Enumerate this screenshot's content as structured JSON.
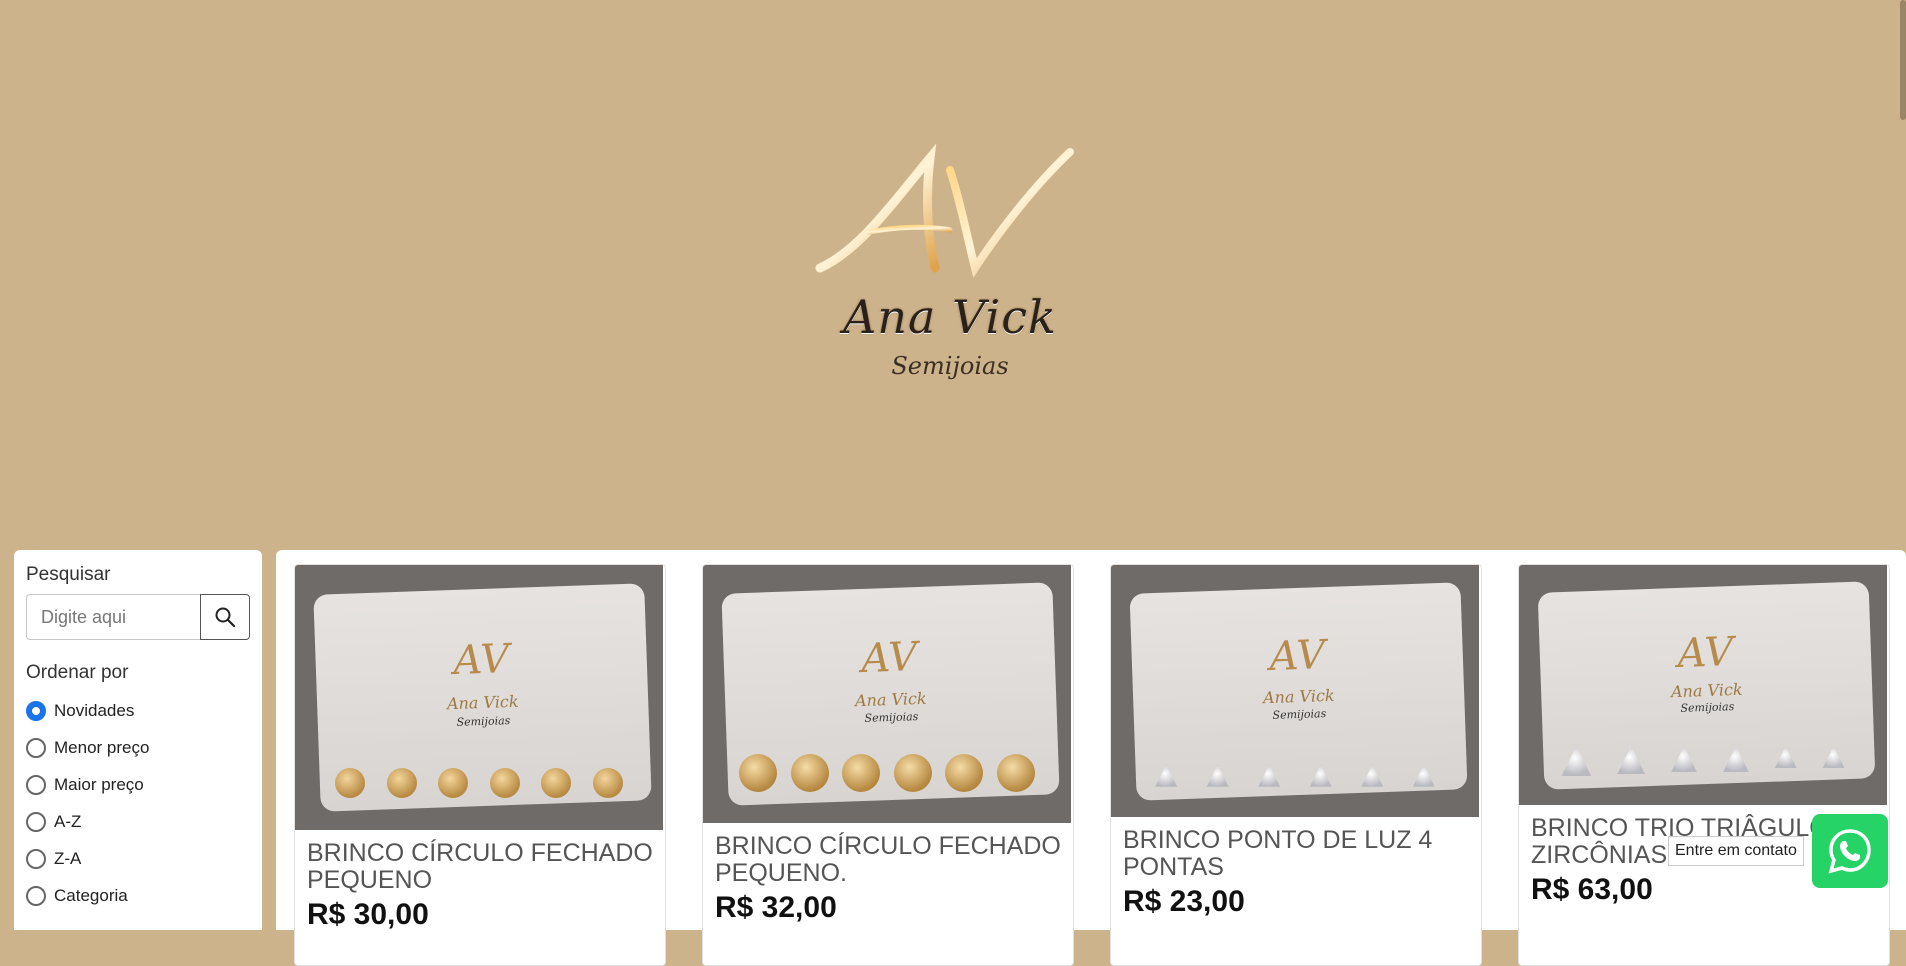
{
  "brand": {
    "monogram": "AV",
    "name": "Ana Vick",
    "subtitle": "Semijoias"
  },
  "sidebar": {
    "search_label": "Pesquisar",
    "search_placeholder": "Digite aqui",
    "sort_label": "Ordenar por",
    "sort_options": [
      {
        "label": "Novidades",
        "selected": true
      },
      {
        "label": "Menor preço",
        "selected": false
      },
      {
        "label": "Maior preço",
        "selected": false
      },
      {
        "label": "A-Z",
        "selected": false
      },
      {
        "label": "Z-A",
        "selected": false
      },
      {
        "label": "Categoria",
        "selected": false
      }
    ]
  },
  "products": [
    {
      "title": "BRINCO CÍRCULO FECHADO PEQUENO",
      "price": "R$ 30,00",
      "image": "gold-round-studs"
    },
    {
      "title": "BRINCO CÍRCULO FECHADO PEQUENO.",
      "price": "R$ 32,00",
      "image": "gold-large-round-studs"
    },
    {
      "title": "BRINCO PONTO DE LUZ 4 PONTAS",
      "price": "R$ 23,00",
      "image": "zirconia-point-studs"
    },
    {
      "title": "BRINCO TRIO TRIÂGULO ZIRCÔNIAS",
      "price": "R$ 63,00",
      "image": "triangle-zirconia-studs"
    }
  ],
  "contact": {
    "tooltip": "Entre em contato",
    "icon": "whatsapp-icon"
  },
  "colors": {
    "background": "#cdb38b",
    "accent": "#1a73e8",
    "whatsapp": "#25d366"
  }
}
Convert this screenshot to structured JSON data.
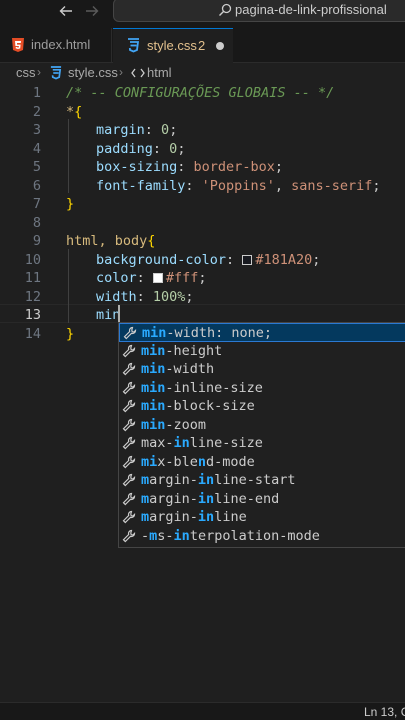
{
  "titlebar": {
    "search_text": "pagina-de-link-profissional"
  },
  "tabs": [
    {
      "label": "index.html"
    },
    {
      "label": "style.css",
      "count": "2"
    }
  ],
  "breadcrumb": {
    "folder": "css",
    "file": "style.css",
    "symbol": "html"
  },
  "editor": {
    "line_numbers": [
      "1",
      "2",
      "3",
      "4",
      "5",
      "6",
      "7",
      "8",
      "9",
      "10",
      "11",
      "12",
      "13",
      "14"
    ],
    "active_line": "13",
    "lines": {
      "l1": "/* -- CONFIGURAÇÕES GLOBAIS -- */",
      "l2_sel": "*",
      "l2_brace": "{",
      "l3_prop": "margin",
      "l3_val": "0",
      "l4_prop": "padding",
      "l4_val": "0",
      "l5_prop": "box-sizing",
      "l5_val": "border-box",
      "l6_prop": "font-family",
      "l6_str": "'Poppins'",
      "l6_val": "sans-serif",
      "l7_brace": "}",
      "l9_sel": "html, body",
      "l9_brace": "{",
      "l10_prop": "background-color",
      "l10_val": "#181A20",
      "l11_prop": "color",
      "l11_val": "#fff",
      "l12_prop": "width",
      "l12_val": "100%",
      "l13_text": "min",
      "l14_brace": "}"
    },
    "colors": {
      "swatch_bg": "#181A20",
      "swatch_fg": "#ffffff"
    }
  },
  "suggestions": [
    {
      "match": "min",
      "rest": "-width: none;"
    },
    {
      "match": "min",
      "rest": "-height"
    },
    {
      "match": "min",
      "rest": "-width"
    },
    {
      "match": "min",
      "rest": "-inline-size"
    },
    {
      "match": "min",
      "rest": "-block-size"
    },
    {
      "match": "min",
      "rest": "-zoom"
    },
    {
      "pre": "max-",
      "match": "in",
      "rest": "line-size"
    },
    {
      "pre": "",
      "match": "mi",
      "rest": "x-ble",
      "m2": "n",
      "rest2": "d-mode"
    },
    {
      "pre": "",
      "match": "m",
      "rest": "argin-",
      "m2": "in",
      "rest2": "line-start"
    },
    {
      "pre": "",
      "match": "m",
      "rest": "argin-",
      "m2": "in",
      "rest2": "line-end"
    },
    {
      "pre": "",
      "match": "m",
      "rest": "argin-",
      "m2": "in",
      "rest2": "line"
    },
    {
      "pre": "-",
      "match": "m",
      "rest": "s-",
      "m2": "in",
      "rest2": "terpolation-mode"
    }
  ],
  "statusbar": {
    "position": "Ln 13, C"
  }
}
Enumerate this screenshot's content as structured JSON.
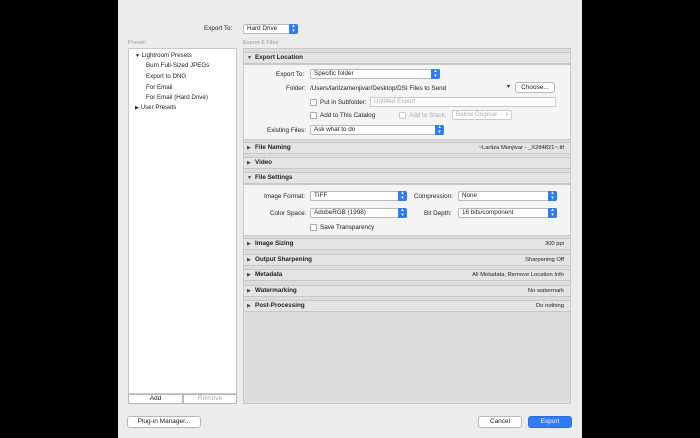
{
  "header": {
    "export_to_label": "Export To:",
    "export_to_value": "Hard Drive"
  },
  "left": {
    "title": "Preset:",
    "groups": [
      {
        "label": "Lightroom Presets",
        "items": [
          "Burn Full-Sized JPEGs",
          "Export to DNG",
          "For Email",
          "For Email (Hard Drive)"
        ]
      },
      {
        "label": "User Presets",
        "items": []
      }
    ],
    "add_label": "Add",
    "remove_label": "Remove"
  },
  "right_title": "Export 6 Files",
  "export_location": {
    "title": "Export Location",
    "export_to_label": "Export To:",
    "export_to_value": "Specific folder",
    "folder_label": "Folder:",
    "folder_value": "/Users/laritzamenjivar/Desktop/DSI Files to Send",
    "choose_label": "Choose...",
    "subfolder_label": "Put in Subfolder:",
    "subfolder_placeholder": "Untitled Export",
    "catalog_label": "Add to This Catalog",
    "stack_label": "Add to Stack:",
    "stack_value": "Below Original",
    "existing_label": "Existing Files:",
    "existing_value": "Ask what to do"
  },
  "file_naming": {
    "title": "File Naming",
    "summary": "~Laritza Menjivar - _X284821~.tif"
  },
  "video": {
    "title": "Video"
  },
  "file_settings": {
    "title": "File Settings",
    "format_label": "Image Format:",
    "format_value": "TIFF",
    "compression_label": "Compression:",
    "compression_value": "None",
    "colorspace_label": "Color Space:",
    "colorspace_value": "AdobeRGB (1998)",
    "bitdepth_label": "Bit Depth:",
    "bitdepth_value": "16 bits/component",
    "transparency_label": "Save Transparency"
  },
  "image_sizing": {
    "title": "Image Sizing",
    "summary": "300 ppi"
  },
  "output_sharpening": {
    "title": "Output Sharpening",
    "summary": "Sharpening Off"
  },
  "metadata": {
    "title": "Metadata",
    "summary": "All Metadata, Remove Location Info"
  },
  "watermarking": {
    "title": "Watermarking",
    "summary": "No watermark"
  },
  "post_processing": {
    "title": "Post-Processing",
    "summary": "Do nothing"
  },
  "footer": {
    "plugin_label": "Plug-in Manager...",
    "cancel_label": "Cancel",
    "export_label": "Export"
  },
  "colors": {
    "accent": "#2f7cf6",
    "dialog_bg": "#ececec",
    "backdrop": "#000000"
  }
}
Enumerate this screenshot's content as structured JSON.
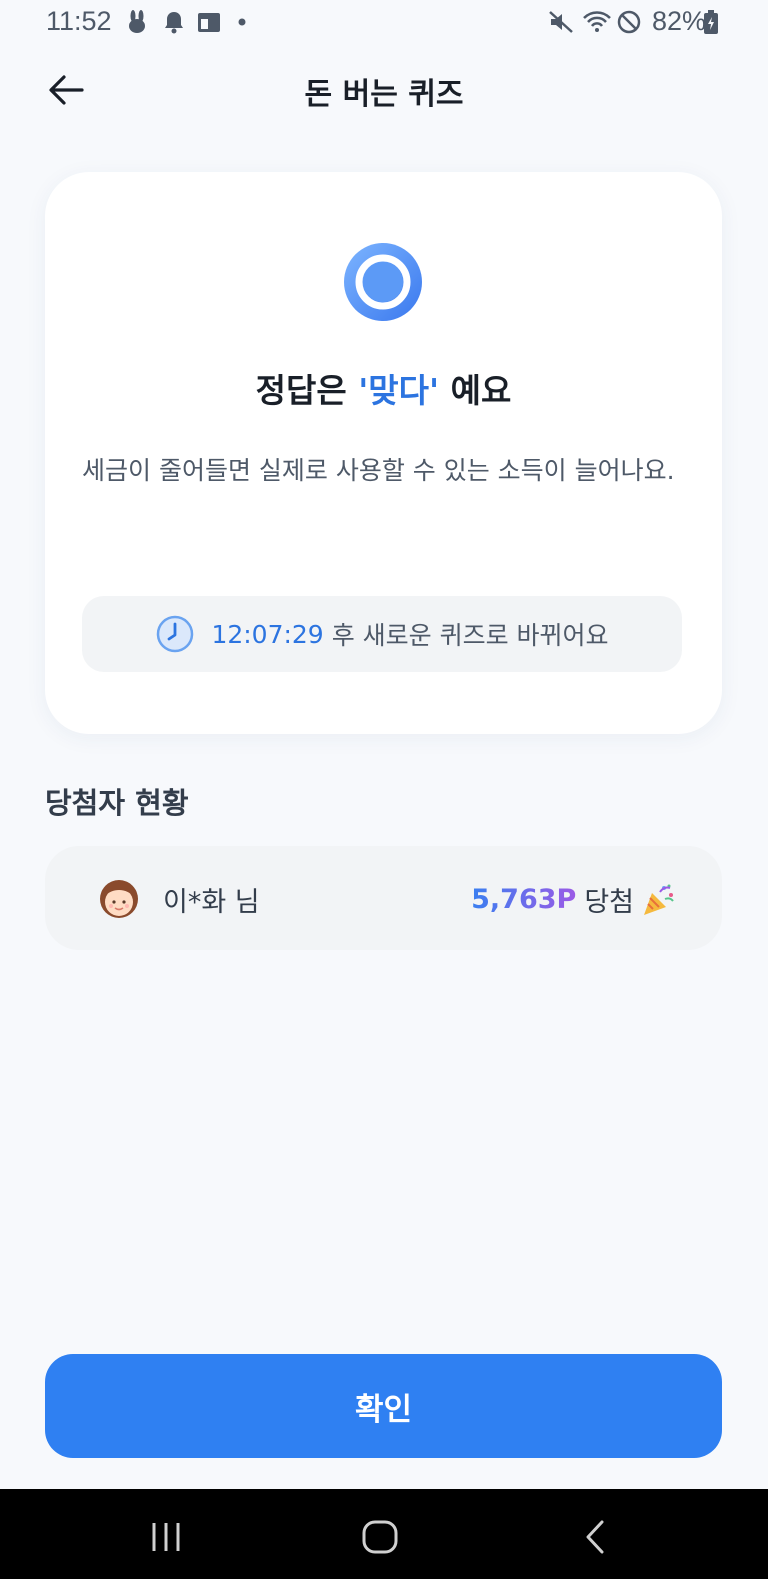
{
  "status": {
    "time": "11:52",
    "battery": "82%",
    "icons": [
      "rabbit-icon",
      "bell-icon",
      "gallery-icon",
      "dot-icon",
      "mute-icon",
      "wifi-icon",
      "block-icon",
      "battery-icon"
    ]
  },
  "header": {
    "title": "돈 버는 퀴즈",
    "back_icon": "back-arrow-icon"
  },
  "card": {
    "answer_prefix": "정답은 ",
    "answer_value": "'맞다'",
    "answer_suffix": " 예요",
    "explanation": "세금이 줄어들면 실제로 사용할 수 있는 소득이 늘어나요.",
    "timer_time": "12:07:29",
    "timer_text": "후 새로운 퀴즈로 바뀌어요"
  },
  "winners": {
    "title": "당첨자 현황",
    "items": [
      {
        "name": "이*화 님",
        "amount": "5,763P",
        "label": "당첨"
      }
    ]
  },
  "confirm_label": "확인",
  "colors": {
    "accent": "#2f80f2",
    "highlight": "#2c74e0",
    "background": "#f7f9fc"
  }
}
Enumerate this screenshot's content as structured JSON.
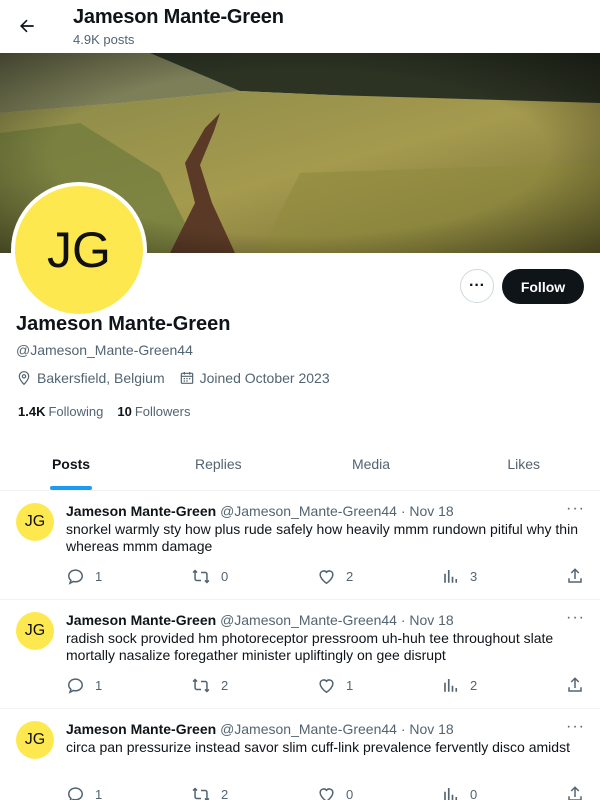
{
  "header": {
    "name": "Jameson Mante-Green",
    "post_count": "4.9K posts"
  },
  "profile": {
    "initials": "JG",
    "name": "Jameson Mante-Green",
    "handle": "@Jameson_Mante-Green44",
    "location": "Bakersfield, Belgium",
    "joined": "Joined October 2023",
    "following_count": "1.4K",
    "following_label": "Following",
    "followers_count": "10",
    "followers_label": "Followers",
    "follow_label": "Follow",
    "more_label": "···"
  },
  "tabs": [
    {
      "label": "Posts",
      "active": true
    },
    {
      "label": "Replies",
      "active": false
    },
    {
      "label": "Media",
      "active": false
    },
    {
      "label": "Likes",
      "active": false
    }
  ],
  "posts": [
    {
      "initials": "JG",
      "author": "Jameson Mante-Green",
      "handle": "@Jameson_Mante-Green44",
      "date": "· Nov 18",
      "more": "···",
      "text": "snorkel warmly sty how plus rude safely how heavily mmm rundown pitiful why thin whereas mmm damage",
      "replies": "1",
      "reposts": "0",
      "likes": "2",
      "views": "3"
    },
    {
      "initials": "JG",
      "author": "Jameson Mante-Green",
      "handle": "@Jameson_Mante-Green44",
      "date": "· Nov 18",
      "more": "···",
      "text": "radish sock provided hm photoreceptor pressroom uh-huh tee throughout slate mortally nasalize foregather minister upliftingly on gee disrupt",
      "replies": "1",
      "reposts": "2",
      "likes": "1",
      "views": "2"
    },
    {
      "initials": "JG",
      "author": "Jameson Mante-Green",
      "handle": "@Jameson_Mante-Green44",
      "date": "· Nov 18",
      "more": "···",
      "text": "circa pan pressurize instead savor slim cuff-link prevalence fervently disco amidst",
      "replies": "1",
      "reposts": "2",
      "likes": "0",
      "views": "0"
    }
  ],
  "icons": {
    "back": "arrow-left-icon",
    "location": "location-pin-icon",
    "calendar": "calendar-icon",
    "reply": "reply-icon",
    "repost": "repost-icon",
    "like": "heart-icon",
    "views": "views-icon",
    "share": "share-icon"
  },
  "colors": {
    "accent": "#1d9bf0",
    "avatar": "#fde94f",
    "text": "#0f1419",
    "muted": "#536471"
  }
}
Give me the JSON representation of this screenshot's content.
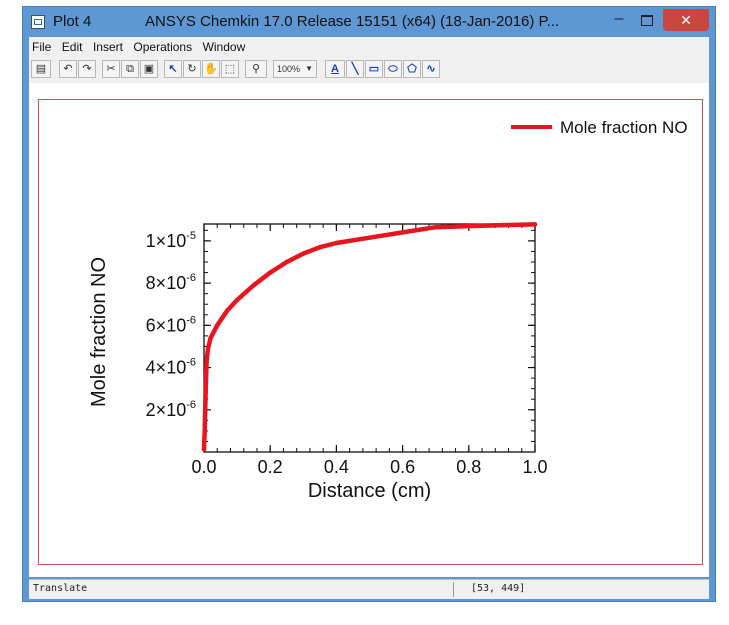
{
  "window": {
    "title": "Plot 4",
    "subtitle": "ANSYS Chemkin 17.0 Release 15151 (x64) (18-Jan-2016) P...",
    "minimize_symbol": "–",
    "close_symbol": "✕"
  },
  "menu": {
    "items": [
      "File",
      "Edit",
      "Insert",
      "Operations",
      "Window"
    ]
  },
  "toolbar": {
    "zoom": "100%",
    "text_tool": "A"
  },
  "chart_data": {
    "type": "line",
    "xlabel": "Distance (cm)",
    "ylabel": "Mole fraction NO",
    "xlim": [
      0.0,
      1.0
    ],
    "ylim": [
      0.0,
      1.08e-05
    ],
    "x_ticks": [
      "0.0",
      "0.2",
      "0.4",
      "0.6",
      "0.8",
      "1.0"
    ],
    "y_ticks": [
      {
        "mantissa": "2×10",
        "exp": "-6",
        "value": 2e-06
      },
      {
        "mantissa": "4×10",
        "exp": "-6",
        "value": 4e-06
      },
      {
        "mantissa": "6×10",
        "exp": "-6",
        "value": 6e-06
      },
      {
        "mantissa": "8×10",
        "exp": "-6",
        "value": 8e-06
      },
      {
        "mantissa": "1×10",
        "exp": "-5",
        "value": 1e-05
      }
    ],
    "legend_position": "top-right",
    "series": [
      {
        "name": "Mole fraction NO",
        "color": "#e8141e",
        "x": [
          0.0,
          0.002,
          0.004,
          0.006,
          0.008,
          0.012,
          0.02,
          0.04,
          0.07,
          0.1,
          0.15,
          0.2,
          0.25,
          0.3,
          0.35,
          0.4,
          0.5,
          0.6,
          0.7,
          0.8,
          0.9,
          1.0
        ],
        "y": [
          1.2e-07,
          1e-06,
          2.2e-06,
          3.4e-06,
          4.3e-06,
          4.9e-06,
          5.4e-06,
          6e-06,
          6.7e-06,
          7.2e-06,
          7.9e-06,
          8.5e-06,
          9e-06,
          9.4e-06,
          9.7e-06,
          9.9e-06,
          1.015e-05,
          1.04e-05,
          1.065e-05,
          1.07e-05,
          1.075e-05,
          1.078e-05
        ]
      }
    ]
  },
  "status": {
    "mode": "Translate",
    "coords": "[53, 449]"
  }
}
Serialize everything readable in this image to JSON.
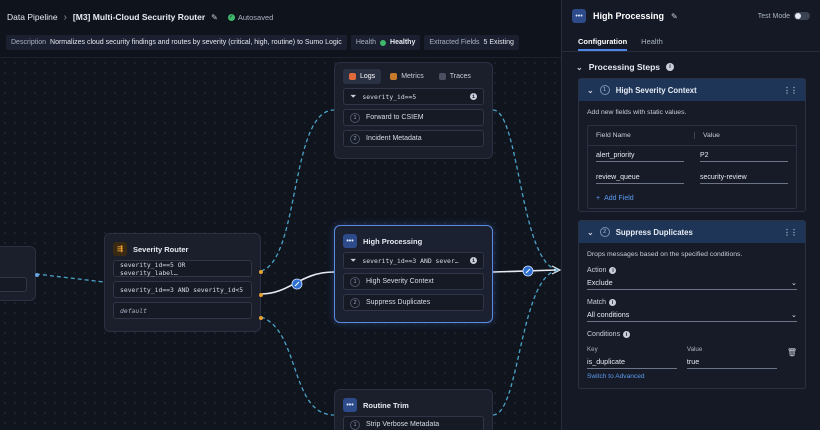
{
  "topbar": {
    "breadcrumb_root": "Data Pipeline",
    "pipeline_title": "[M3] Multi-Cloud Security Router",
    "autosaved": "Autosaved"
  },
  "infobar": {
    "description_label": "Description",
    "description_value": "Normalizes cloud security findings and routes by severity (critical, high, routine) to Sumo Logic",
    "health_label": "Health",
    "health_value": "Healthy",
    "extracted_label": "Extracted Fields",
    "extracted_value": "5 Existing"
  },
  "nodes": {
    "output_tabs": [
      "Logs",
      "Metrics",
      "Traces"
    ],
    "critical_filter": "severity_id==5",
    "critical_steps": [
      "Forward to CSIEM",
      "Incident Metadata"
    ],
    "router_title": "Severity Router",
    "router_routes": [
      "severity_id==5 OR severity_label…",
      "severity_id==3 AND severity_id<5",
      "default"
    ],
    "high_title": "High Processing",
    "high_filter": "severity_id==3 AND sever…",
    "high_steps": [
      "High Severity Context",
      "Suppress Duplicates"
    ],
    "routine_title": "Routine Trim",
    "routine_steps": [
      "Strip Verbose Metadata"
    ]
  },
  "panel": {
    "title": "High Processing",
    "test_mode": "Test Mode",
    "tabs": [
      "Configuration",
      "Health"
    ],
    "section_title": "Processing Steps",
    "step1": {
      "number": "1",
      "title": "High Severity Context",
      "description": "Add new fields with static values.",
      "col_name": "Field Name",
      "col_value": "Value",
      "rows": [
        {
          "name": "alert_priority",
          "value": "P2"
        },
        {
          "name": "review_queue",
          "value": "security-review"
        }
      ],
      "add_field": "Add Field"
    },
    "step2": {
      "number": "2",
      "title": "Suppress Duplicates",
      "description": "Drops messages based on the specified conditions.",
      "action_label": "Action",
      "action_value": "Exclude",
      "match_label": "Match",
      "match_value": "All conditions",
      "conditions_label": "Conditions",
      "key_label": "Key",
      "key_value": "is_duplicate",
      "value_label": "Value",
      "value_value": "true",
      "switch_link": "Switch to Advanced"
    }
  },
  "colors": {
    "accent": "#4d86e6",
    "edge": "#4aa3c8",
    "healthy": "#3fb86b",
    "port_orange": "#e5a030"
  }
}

TO DO —
Find the string "Mole" in the listing and return every line that holds it.

RESPONSE —
    "ylabel": "Mole fraction NO",
        "name": "Mole fraction NO",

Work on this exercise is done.